• Exercise objective
Retype the article below on how the SEC's Fair Disclosure rule changed Wall Street, word for word and in full.

• Quoted text
How Fair Disclosure Rules Reinvented Wall Street Chatter

 

Takeaway

  • In 2000 the SEC began requiring firms to disclose earnings info to all investors at once rather than giving early access to a select few
  • As a result, many companies have become more transparent in their reporting
  • Smaller firms, which once could lure individual investors by feeding them information, are now having a harder time attracting capital

Before October 23, 2000, it was harder to be a little guy on Wall Street.

That was the day the U.S. Securities and Exchange Commission implemented Regulation FD, shorthand for Fair Disclosure. A simple but far-reaching rule, it aimed to flatten the information highway for investors large and small. Under FD, if a company discloses material information to one investor or analyst, it has to disclose it to the general public at the same time.

“The whole idea was to try and make it a more even playing field,” says accounting professor John Robinson at the McCombs School of Business. “You can’t be benefiting one group of investors over another.”

As the rule approaches its 14th anniversary, how well has it achieved that goal? When Robinson went looking for research on its effects, he found dozens of studies. What he didn’t find was any study that compared them and made sense of their differing conclusions.

• Dataset section
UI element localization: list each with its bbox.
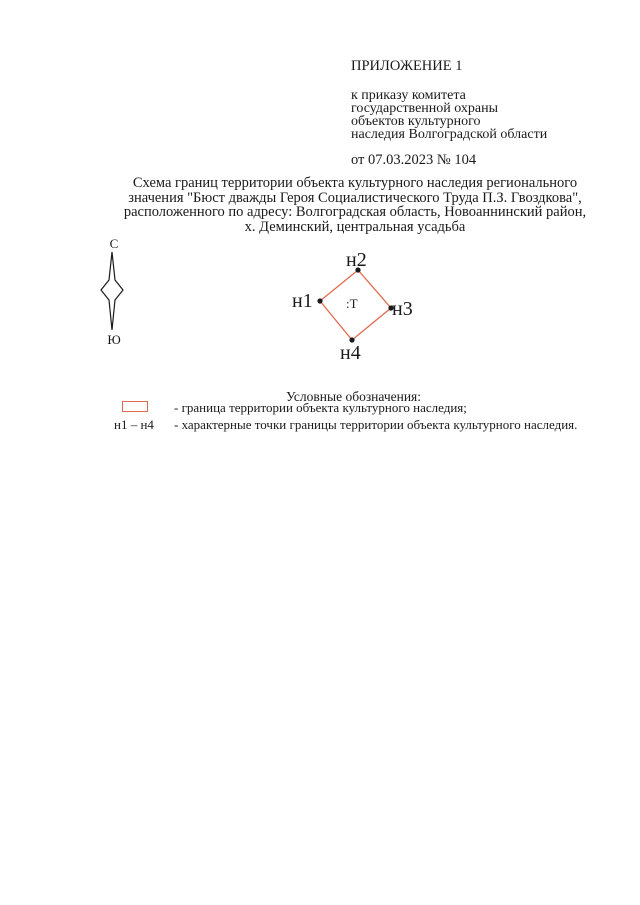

• Answer to the problem
How Fair Disclosure Rules Reinvented Wall Street Chatter

 

Takeaway

  • In 2000 the SEC began requiring firms to disclose earnings info to all investors at once rather than giving early access to a select few
  • As a result, many companies have become more transparent in their reporting
  • Smaller firms, which once could lure individual investors by feeding them information, are now having a harder time attracting capital

Before October 23, 2000, it was harder to be a little guy on Wall Street.

That was the day the U.S. Securities and Exchange Commission implemented Regulation FD, shorthand for Fair Disclosure. A simple but far-reaching rule, it aimed to flatten the information highway for investors large and small. Under FD, if a company discloses material information to one investor or analyst, it has to disclose it to the general public at the same time.

“The whole idea was to try and make it a more even playing field,” says accounting professor John Robinson at the McCombs School of Business. “You can’t be benefiting one group of investors over another.”

As the rule approaches its 14th anniversary, how well has it achieved that goal? When Robinson went looking for research on its effects, he found dozens of studies. What he didn’t find was any study that compared them and made sense of their differing conclusions.